(DIRECTION):
Identify and copy all lines of the material where the string "نمادهای" is found.

— start of AVAILABLE DATA —

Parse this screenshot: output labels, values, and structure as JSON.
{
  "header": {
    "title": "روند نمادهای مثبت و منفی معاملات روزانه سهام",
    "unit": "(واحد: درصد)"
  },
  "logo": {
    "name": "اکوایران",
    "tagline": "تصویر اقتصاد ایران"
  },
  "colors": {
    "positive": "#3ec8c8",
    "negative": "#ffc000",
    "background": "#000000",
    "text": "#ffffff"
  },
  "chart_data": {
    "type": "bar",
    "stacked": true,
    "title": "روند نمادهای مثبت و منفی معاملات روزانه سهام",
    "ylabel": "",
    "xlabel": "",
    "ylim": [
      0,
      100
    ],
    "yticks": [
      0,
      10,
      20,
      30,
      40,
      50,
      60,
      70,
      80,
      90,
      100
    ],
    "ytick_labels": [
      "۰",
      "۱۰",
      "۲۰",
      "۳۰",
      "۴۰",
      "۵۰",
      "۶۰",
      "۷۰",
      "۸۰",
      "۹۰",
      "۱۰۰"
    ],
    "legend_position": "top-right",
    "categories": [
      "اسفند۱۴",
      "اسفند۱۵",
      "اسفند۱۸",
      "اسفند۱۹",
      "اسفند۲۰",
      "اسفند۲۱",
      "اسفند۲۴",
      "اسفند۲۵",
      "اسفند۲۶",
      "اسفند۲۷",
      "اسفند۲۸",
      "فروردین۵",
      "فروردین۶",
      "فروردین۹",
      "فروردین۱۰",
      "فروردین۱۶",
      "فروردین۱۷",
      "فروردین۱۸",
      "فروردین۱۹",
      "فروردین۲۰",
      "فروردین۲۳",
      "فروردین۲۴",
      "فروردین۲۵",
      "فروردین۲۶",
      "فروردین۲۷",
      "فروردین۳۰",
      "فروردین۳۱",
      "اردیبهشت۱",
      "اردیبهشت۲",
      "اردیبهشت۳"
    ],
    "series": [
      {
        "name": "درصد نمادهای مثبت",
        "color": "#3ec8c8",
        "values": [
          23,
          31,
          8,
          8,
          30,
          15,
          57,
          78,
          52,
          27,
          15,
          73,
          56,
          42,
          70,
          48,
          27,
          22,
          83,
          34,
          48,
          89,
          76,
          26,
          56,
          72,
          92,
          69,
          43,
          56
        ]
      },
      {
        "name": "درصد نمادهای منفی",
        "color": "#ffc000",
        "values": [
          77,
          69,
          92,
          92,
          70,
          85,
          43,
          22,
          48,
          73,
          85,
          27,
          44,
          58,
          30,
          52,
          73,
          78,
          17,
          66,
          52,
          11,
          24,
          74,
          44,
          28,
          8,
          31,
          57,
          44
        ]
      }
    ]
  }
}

— end of AVAILABLE DATA —

(SOLUTION):
    "title": "روند نمادهای مثبت و منفی معاملات روزانه سهام",
    "title": "روند نمادهای مثبت و منفی معاملات روزانه سهام",
        "name": "درصد نمادهای مثبت",
        "name": "درصد نمادهای منفی",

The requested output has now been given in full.